### Task brief
In the entries that follow, how many lines hold the string "JSON"? Give only that number.

** Start of The records **

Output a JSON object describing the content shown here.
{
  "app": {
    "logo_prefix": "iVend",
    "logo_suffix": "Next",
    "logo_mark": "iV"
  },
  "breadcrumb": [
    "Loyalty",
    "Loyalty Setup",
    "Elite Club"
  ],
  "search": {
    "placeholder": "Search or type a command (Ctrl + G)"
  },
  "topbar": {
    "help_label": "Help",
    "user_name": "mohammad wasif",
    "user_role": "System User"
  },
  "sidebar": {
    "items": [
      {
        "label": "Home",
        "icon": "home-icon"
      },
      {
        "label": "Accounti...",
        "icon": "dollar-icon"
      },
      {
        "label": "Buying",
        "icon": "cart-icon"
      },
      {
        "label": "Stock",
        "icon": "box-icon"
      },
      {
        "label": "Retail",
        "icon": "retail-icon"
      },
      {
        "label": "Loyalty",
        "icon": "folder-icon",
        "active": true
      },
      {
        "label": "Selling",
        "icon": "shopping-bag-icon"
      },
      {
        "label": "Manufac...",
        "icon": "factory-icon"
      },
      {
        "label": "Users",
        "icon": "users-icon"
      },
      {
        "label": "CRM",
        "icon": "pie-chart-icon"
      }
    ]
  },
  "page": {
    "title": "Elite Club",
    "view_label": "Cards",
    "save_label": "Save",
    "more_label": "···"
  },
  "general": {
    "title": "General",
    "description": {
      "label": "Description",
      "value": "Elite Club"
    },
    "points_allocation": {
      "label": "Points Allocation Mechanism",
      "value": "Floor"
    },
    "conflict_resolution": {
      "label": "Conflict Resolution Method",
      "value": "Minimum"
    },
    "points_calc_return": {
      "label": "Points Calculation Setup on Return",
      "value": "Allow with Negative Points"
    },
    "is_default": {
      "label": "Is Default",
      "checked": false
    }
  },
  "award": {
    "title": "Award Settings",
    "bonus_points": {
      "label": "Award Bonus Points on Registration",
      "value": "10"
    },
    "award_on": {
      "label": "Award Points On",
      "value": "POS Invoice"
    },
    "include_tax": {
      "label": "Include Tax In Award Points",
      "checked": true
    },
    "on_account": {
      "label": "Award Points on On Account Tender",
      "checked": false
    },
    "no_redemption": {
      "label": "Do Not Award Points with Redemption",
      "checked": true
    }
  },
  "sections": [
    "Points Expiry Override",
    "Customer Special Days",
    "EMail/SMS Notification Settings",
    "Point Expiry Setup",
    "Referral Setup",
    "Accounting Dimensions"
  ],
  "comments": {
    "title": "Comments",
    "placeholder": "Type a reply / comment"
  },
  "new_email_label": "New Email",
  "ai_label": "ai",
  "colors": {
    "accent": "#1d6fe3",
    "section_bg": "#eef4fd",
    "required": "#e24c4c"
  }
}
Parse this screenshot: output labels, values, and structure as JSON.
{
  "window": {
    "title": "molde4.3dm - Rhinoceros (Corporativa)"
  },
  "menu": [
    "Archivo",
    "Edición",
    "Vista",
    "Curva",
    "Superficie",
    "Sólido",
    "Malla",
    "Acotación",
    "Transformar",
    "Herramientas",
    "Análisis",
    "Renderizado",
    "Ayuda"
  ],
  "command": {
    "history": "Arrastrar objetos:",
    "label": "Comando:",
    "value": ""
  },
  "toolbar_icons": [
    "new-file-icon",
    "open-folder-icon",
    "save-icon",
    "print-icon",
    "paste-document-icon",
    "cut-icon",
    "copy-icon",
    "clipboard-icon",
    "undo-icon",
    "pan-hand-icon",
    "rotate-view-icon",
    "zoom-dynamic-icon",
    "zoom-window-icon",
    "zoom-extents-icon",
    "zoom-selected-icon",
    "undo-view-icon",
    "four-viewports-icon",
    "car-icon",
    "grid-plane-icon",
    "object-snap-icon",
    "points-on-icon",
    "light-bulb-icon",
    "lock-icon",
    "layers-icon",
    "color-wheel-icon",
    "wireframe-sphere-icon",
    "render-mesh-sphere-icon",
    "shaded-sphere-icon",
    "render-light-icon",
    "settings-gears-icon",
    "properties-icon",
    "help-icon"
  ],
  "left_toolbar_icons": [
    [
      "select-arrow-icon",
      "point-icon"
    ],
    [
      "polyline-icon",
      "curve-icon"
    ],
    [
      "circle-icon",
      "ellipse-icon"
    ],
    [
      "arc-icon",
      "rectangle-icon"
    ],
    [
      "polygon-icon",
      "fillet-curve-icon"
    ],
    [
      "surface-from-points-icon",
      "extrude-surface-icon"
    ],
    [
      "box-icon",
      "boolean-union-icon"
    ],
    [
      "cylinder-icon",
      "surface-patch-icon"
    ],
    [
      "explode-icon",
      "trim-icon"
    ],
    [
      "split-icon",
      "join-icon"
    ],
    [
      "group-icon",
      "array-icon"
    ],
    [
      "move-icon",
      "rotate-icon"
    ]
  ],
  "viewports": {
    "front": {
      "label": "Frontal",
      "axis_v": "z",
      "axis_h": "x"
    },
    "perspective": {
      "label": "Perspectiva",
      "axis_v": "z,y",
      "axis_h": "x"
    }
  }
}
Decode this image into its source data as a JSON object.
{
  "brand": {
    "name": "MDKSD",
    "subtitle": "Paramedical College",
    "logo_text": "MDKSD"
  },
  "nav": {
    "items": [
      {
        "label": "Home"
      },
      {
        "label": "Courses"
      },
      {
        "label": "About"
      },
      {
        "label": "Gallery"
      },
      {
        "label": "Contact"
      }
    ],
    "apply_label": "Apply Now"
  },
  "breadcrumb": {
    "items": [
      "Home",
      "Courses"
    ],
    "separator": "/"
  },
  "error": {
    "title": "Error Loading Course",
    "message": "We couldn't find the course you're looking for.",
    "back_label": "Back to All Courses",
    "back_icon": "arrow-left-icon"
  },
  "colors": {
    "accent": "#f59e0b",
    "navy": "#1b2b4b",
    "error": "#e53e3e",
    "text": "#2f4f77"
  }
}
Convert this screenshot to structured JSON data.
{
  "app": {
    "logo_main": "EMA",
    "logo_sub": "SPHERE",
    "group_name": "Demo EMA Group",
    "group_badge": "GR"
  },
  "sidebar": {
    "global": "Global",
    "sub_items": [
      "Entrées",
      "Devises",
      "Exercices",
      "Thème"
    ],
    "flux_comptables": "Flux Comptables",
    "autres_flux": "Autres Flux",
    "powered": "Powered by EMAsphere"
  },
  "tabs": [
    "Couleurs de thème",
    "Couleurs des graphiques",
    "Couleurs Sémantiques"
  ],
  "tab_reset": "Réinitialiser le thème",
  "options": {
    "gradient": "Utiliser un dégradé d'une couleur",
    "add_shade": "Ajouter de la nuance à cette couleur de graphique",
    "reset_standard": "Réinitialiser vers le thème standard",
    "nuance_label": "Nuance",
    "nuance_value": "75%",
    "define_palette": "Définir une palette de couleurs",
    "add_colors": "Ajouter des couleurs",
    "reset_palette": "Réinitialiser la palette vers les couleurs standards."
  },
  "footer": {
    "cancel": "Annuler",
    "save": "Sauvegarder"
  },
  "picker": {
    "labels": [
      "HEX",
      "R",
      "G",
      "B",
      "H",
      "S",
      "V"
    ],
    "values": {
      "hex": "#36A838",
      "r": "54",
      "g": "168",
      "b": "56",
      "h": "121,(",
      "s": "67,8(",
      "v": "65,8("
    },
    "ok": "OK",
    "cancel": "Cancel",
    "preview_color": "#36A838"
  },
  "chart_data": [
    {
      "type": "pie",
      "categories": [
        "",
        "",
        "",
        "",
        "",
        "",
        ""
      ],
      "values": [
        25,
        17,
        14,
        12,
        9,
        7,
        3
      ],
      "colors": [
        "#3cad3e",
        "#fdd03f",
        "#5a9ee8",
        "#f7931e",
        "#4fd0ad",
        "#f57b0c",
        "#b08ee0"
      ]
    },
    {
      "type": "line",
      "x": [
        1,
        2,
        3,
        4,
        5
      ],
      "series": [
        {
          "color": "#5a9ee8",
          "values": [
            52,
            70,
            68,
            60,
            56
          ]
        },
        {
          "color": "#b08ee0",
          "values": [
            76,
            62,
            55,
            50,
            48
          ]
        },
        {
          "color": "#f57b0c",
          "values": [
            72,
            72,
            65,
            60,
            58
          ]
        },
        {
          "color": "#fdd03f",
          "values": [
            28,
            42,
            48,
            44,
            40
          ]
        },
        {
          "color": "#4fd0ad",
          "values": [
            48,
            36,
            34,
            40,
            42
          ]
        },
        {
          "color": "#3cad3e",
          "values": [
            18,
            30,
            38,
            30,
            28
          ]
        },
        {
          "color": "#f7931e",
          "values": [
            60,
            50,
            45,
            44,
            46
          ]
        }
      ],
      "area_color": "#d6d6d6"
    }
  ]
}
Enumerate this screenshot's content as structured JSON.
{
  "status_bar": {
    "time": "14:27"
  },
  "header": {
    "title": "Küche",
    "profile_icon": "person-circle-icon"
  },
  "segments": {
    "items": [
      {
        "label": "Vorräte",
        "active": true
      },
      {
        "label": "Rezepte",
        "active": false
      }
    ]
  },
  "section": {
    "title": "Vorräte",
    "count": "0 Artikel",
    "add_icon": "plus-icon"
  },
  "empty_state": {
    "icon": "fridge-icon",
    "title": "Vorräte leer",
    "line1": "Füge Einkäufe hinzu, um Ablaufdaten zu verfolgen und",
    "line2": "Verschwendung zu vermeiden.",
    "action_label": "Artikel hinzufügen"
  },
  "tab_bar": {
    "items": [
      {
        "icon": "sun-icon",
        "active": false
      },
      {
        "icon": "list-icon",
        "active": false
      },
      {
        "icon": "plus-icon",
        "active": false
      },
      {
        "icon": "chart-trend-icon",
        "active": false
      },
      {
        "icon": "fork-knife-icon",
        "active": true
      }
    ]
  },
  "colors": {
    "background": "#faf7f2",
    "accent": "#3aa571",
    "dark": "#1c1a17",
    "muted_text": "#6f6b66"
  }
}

** End of The records **

### Answer to the problem
5